>> START PASSAGE PROVIDED

RQLA Agent Jacqui Lipton spoke with Art Coulson about his book, The Reluctant Storyteller.
Jacqui Lipton (JL): This book is effectively a re-release of an earlier piece that was targeted to the educational market. What changes were made in this version, and how do you think they differentiate the two?
Art Coulson (AC): The new version is a bit longer — we were able to restore some of the story that had been cut for space in the earlier edition. The book also has all new artwork by Carlin Bear Don’t Walk. And it is stunning: vibrant, colorful — almost electrically charged. I’m a huge fan of Carlin.
Reycraft also added a bonus story I had written for them earlier, “The Energy of the Thunder Beings.” It’s illustrated by Roy Boney Jr., a Cherokee artist I have wanted to work with for a long time. Both stories and their illustrations are quite different in tone and message, but I think they fit well together.
Finally, Reycraft included a section about life in the modern Cherokee Nation by my friend Traci Sorell. I think it’s a really nice combination for young readers — a fictional story about a modern Cherokee boy, a story in the form of an old Cherokee tale that happened sometime in the distant past, and a nonfiction story about our people and community in Oklahoma.
JL: The illustrations in this book are gorgeous! Is there anything you can tell our readers about collaboration with or synergies between the two illustrators, and their work, with your words?
AC: I worked most closely with Carlin on the illustrations for the title story. He was great to work with and made some changes to his initial sketches when I offered feedback. The results are better than I could have imagined.

>> END PASSAGE PROVIDED

TASKS TO PERFORM:
• 1. In the interview with Art Coulson, who illustrated the bonus story "The Energy of the Thunder Beings"?
• 2. Write the next few exchanges of the interview with Art Coulson about The Reluctant Storyteller, picking up after his answer about working with Carlin Bear Don't Walk.

>> START RAW DATA

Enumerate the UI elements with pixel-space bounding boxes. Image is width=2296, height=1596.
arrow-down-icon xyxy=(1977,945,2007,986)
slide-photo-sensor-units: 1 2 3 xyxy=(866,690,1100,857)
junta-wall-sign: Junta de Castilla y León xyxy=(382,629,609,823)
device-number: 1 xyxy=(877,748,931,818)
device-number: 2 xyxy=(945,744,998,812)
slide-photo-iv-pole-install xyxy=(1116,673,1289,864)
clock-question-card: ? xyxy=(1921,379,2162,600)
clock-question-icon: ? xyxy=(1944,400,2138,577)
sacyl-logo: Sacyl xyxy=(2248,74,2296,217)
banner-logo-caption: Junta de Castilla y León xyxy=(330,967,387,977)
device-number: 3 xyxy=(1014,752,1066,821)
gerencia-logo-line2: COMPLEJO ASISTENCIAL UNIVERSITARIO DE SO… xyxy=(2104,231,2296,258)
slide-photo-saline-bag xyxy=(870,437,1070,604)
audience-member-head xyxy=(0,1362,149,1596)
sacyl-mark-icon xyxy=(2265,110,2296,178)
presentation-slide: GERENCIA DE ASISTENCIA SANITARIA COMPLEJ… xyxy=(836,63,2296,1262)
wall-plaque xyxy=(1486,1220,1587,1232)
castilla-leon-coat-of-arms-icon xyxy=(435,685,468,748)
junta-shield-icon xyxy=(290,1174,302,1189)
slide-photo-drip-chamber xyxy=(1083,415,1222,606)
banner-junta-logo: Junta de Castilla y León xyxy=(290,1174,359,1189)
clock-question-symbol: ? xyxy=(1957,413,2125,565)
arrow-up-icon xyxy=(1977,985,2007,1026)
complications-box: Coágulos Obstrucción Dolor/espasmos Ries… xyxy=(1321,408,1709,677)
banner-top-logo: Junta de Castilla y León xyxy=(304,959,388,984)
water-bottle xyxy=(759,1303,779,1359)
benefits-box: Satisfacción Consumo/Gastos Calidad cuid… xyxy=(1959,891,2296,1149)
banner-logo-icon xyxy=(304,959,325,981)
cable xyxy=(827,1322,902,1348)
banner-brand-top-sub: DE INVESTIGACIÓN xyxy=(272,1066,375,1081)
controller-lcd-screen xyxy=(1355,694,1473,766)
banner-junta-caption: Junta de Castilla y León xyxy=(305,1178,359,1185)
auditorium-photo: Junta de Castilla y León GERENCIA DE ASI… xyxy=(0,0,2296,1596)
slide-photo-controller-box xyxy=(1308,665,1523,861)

>> END RAW DATA

RESPONSES FOR EACH TASK:
• 1. Roy Boney Jr., a Cherokee artist.

• 2.
I also love Roy’s illustrations for the Thunder Beings story, but I didn’t get a chance to collaborate with him on those. They were already finalized before I saw them, but I wouldn’t have changed anything had I had the chance. I have been a longtime fan of Roy’s art (he is a noted fine artist) and even own a couple of his originals. And now I am a huge fan of Carlin’s as well. I’d love to work with either (both) of them again.
There are great, generous, smart native children’s writers out there…eager to help new writers connect and get established in the business.
JL: What are some of the challenges in drawing on aspects of various Native American cultures in contemporary storytelling, particularly stories for younger readers? How do you address those challenges in your approach to writing for this market?
AC: Writing for a broader audience means you sometimes have to explain something in a story that a native reader would just get. I’ve also had to push back on editors of previous books when they attempted to cut or amend story details that arise from the lived experience of native people, but might be largely unknown to non-native readers. I think it’s good for non-native kids to see our world through our eyes for a change.
JL: What do you wish we would see more of in stories featuring Native American protagonists?
AC: I’d love more horror — books like Waubgeshig Rice’s Moon of the Crusted Snow or Stephen Graham Jones’s The Only Good Indians. I also like all of the great mysteries that are being published now, like books by Marcie Rendon and David Heska Wanbli Weiden.
JL: You’ve worn many hats in your career including as a journalist, but you came to writing for children a little later in life. How did your experiences in those other fields inform your work as a children’s author?
AC: During my journalism career, I wrote something for publication every day (often more than one story or column). When you are trying to master a skill, there is no substitute for practice. And more practice. Working as a daily journalist also got me used to working with editors, meeting deadlines and telling a good story.
JL: What are you working on now? What can readers expect to see next from you?
AC: I am working on several books that will be published in the next two years: a preschool picture book, a nonfiction middle grade graphic novel and my first full-length middle grade novel, Chasing Bigfoot (the return of Chooch Tenkiller and his uncles). I also have several work-for-hire books for the education market in the pipeline.
JL: What advice would you give a new author, particularly a Native American author, interested in entering in the children’s writing market? What piece of writing advice has been most valuable to you in your own career?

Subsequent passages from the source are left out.